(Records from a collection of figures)
————
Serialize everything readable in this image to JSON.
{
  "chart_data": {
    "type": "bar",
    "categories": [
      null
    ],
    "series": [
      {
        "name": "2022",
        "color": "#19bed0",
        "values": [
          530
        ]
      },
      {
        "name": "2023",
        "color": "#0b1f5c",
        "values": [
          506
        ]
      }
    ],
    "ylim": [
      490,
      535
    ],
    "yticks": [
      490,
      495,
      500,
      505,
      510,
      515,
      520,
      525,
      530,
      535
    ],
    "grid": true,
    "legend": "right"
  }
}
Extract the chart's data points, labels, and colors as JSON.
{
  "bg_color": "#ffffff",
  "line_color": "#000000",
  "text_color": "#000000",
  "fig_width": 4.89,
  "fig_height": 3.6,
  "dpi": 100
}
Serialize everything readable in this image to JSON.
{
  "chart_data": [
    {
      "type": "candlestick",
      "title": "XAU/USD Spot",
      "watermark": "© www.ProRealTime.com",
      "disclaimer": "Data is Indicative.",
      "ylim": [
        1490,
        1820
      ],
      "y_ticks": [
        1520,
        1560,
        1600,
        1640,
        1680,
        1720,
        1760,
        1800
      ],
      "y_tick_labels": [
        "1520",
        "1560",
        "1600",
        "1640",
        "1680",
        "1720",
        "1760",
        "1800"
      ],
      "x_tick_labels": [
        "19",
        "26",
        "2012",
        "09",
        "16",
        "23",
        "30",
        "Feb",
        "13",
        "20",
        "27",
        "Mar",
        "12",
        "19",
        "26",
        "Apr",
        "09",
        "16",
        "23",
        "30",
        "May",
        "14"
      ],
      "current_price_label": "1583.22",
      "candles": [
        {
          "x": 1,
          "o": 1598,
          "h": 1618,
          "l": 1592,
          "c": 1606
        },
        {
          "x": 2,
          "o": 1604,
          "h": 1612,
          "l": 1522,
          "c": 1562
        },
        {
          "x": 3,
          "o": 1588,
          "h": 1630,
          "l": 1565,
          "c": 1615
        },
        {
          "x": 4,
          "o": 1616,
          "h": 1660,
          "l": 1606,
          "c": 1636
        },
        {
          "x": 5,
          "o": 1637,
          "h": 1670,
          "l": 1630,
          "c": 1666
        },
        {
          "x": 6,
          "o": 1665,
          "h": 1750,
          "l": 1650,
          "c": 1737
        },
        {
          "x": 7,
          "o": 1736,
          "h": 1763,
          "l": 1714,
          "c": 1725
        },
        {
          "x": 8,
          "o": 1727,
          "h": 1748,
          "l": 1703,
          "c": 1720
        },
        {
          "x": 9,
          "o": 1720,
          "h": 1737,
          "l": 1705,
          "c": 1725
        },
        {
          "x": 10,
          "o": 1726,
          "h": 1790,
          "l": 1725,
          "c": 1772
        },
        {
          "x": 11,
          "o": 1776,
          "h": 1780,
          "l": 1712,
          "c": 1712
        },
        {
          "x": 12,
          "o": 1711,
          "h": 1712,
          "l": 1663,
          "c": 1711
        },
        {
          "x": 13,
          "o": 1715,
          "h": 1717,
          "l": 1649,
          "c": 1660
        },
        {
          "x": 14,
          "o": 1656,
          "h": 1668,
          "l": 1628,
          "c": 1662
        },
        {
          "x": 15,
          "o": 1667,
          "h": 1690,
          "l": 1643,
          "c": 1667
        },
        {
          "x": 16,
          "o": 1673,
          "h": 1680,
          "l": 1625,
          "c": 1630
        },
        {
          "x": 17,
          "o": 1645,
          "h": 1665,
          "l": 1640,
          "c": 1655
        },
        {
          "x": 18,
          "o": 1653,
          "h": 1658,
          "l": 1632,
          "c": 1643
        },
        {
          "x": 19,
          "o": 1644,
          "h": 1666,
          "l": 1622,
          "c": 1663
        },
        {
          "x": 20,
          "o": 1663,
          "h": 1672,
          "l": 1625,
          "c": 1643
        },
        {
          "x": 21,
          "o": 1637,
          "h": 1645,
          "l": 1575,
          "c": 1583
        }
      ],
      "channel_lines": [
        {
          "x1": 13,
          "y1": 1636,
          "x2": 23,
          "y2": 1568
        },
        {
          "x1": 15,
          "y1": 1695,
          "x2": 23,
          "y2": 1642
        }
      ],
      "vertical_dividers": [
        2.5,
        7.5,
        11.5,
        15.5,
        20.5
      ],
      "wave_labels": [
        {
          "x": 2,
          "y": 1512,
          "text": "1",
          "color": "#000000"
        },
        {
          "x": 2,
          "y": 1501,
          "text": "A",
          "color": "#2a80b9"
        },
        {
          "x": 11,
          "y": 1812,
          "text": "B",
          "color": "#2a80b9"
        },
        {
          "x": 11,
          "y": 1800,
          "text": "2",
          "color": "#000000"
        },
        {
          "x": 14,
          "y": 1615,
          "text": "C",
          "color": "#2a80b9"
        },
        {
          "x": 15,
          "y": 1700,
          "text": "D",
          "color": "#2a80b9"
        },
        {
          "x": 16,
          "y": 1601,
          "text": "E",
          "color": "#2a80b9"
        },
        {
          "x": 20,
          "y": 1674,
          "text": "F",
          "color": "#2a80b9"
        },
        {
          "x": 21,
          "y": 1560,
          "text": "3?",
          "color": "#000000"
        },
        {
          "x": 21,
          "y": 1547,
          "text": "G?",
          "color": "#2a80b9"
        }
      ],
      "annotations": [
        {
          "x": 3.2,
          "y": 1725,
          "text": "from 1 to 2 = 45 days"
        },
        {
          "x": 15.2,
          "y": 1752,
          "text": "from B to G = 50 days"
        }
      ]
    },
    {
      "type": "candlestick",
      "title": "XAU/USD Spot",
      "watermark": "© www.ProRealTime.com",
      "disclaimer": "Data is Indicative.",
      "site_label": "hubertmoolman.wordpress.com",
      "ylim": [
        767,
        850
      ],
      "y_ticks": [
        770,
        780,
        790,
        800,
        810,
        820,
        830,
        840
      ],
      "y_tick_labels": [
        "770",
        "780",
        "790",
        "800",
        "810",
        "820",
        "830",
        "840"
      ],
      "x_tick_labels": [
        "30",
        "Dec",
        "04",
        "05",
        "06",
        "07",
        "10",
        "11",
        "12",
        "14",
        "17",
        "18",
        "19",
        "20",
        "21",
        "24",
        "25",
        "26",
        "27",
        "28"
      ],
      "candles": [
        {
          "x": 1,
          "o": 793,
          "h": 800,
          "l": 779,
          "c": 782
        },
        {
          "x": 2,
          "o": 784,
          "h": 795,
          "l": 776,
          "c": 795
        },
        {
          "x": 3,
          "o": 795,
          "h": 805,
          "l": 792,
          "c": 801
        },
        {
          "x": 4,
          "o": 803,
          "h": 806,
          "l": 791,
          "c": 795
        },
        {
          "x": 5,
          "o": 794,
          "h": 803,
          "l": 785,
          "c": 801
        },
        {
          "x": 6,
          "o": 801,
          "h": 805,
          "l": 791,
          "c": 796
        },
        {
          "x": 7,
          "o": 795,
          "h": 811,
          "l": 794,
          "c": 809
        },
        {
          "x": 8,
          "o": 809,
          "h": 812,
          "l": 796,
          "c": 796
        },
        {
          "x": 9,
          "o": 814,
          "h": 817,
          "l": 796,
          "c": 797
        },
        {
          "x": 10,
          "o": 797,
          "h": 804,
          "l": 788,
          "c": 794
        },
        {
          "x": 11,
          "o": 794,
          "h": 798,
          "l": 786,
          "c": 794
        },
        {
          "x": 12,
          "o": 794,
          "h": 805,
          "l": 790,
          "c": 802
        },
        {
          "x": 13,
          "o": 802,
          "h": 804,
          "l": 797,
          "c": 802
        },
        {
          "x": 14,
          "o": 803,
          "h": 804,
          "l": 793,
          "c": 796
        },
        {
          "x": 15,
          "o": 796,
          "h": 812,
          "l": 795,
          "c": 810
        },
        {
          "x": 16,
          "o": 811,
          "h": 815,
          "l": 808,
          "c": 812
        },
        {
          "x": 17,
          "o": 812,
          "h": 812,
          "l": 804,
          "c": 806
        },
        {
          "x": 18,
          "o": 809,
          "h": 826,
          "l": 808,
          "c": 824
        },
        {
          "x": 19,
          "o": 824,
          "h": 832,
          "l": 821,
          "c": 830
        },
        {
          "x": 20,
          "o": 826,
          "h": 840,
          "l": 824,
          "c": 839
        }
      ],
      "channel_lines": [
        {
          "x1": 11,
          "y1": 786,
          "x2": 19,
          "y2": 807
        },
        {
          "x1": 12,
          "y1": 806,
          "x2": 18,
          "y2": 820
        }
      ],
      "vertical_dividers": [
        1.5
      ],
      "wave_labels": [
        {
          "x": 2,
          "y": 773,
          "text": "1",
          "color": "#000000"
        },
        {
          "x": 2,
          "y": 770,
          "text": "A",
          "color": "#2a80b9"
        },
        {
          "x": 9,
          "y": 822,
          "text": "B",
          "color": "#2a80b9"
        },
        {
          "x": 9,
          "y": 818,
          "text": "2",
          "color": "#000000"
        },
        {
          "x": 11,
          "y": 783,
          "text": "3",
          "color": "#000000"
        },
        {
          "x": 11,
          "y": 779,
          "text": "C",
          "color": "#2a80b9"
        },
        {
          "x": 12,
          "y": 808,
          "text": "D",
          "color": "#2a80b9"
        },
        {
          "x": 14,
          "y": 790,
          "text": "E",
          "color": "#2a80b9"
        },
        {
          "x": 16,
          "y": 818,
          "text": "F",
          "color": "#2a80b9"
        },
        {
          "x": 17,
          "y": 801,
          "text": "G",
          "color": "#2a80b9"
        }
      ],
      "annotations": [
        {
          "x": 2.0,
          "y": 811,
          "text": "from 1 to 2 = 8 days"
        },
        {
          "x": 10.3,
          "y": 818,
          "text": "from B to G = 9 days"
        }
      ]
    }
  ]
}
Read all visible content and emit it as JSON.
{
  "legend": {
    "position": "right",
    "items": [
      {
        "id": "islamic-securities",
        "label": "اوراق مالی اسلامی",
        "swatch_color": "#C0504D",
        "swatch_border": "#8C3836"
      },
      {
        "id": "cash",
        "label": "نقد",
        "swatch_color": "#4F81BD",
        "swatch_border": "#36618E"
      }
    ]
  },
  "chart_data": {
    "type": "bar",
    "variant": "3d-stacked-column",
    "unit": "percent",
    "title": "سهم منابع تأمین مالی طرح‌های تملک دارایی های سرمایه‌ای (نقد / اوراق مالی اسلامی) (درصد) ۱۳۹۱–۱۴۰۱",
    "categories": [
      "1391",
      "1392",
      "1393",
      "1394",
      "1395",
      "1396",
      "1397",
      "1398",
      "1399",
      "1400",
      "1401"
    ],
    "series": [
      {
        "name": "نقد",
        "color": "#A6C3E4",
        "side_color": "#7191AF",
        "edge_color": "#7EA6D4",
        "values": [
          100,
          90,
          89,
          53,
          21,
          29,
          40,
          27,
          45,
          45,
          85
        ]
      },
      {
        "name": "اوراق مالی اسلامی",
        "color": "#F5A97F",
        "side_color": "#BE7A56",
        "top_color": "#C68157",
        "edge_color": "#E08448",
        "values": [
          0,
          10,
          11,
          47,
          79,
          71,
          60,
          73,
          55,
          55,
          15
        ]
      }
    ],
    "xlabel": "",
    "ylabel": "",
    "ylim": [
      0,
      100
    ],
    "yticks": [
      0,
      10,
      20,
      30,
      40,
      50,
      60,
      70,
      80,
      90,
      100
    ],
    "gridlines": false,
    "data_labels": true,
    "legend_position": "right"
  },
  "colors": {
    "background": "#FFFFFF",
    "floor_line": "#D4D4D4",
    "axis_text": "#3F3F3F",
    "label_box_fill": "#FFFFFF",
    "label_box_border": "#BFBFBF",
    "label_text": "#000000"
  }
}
————
YOUR OBJECTIVE.
Reply with one number: the count of lines in the entries that include the word "اسلامی".

RESPONSE TO THIS TASK.
3